# WRITTEN TASK:
Copy out each line of the material in which the word "this" appears.

# LISTING:
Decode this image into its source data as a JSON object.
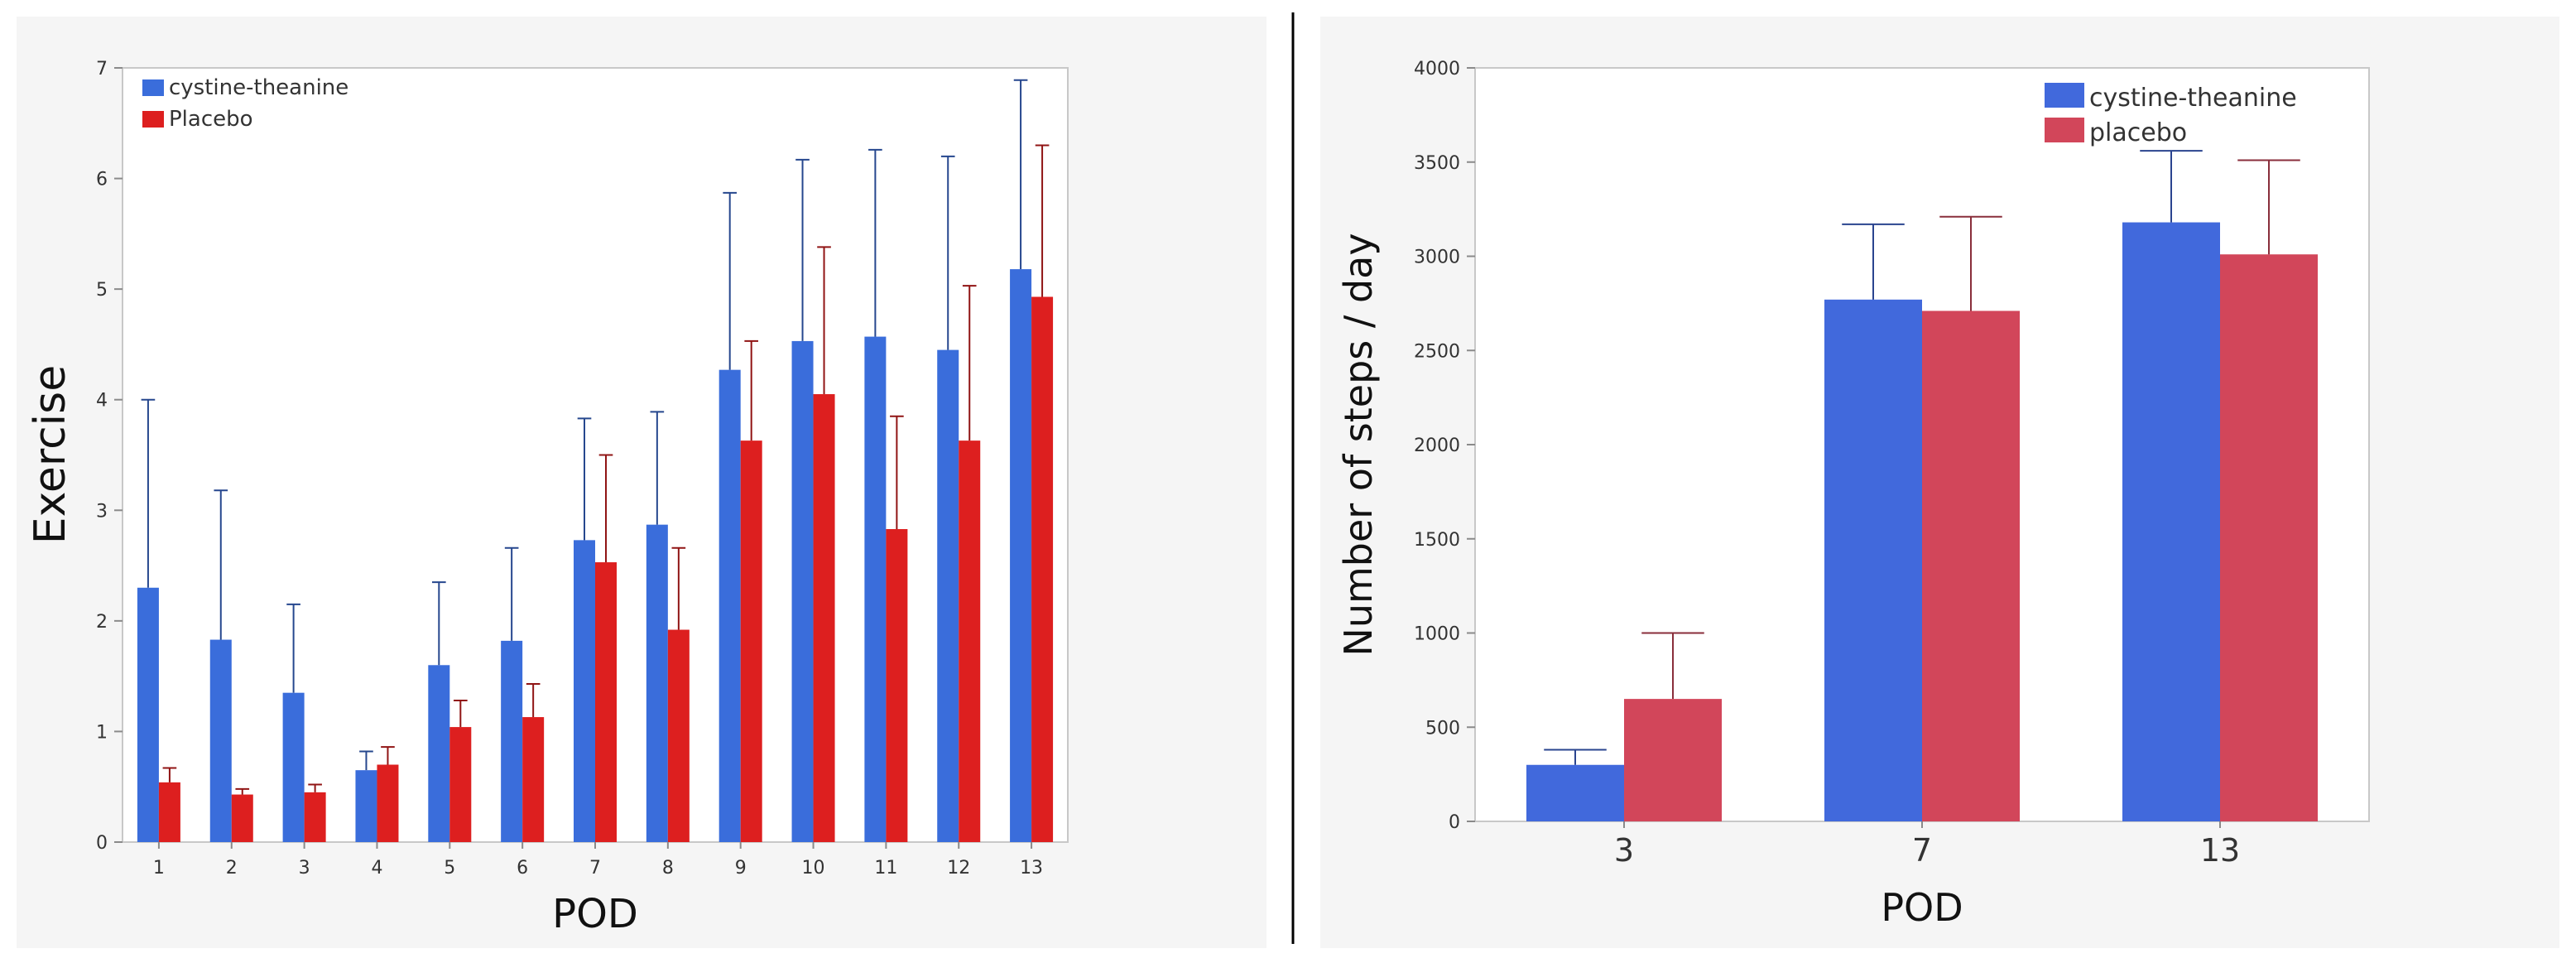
{
  "chart_data": [
    {
      "type": "bar",
      "title": "",
      "xlabel": "POD",
      "ylabel": "Exercise",
      "ylim": [
        0,
        7
      ],
      "yticks": [
        0,
        1,
        2,
        3,
        4,
        5,
        6,
        7
      ],
      "categories": [
        "1",
        "2",
        "3",
        "4",
        "5",
        "6",
        "7",
        "8",
        "9",
        "10",
        "11",
        "12",
        "13"
      ],
      "legend_position": "top-left",
      "series": [
        {
          "name": "cystine-theanine",
          "color": "#3a6ddb",
          "values": [
            2.3,
            1.83,
            1.35,
            0.65,
            1.6,
            1.82,
            2.73,
            2.87,
            4.27,
            4.53,
            4.57,
            4.45,
            5.18
          ],
          "error_upper": [
            4.0,
            3.18,
            2.15,
            0.82,
            2.35,
            2.66,
            3.83,
            3.89,
            5.87,
            6.17,
            6.26,
            6.2,
            6.89
          ]
        },
        {
          "name": "Placebo",
          "color": "#dd1f1f",
          "values": [
            0.54,
            0.43,
            0.45,
            0.7,
            1.04,
            1.13,
            2.53,
            1.92,
            3.63,
            4.05,
            2.83,
            3.63,
            4.93
          ],
          "error_upper": [
            0.67,
            0.48,
            0.52,
            0.86,
            1.28,
            1.43,
            3.5,
            2.66,
            4.53,
            5.38,
            3.85,
            5.03,
            6.3
          ]
        }
      ]
    },
    {
      "type": "bar",
      "title": "",
      "xlabel": "POD",
      "ylabel": "Number of steps / day",
      "ylim": [
        0,
        4000
      ],
      "yticks": [
        0,
        500,
        1000,
        1500,
        2000,
        2500,
        3000,
        3500,
        4000
      ],
      "categories": [
        "3",
        "7",
        "13"
      ],
      "legend_position": "top-right",
      "series": [
        {
          "name": "cystine-theanine",
          "color": "#4169dc",
          "values": [
            300,
            2770,
            3180
          ],
          "error_upper": [
            380,
            3170,
            3560
          ]
        },
        {
          "name": "placebo",
          "color": "#d2465a",
          "values": [
            650,
            2710,
            3010
          ],
          "error_upper": [
            1000,
            3210,
            3510
          ]
        }
      ]
    }
  ]
}
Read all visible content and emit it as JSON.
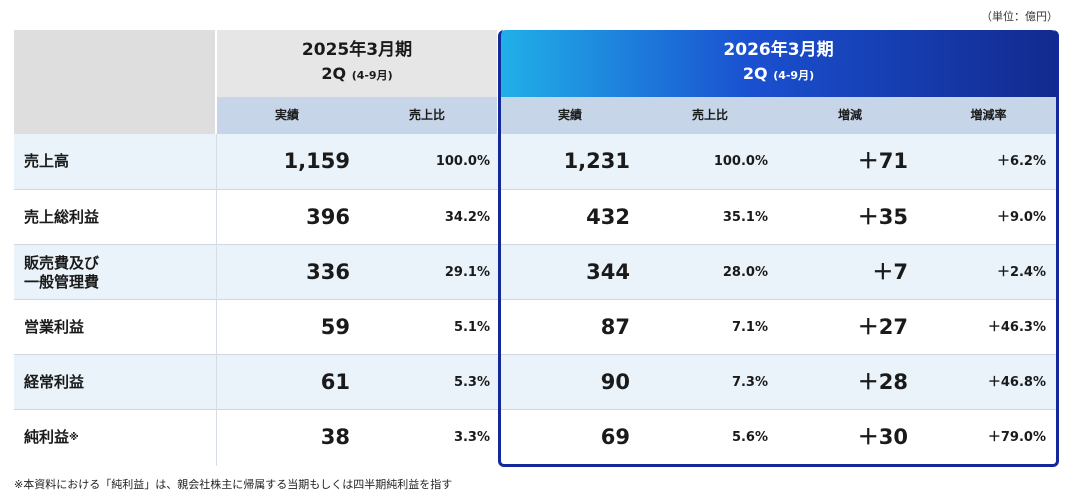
{
  "unit": "（単位：億円）",
  "prev": {
    "year": "2025年3月期",
    "period": "2Q",
    "range": "(4-9月)"
  },
  "cur": {
    "year": "2026年3月期",
    "period": "2Q",
    "range": "(4-9月)"
  },
  "subheaders": {
    "prev_actual": "実績",
    "prev_ratio": "売上比",
    "cur_actual": "実績",
    "cur_ratio": "売上比",
    "change": "増減",
    "change_rate": "増減率"
  },
  "rows": [
    {
      "label": "売上高",
      "prev_actual": "1,159",
      "prev_ratio": "100.0%",
      "cur_actual": "1,231",
      "cur_ratio": "100.0%",
      "change": "＋71",
      "change_rate": "＋6.2%"
    },
    {
      "label": "売上総利益",
      "prev_actual": "396",
      "prev_ratio": "34.2%",
      "cur_actual": "432",
      "cur_ratio": "35.1%",
      "change": "＋35",
      "change_rate": "＋9.0%"
    },
    {
      "label_line1": "販売費及び",
      "label_line2": "一般管理費",
      "prev_actual": "336",
      "prev_ratio": "29.1%",
      "cur_actual": "344",
      "cur_ratio": "28.0%",
      "change": "＋7",
      "change_rate": "＋2.4%"
    },
    {
      "label": "営業利益",
      "prev_actual": "59",
      "prev_ratio": "5.1%",
      "cur_actual": "87",
      "cur_ratio": "7.1%",
      "change": "＋27",
      "change_rate": "＋46.3%"
    },
    {
      "label": "経常利益",
      "prev_actual": "61",
      "prev_ratio": "5.3%",
      "cur_actual": "90",
      "cur_ratio": "7.3%",
      "change": "＋28",
      "change_rate": "＋46.8%"
    },
    {
      "label": "純利益",
      "label_mark": "※",
      "prev_actual": "38",
      "prev_ratio": "3.3%",
      "cur_actual": "69",
      "cur_ratio": "5.6%",
      "change": "＋30",
      "change_rate": "＋79.0%"
    }
  ],
  "footnote": "※本資料における「純利益」は、親会社株主に帰属する当期もしくは四半期純利益を指す",
  "colors": {
    "current_accent": "#13289a",
    "subheader_bg": "#c6d5e8",
    "row_shade": "#eaf3f9"
  }
}
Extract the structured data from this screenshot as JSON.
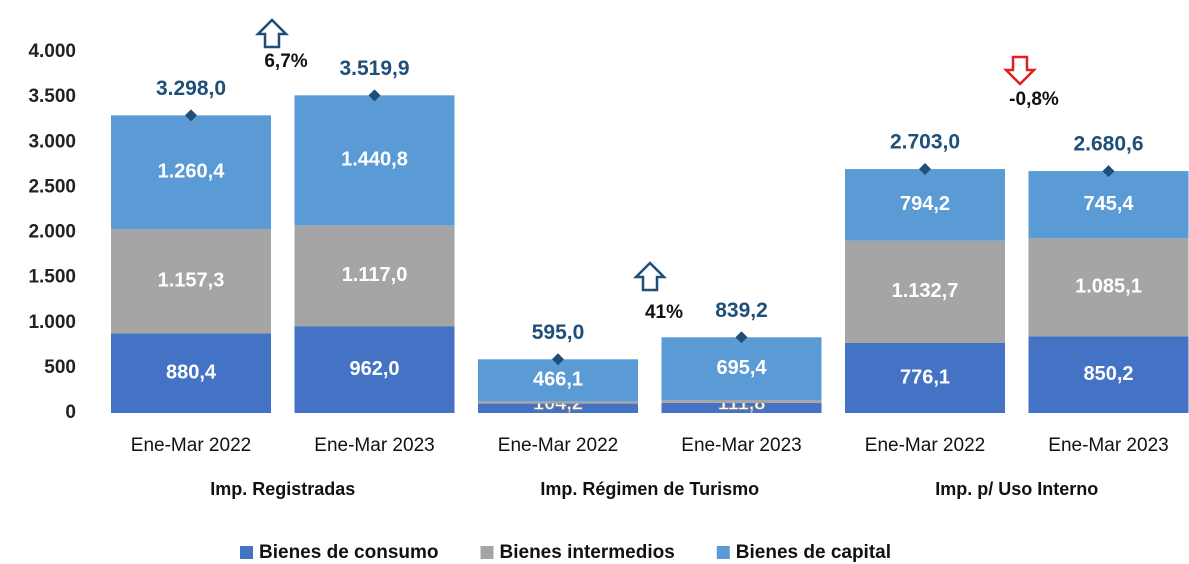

# ANSWER TO THE EXERCISE:
Decode this image into its source data as a JSON object.
Extract the structured data from this screenshot as JSON.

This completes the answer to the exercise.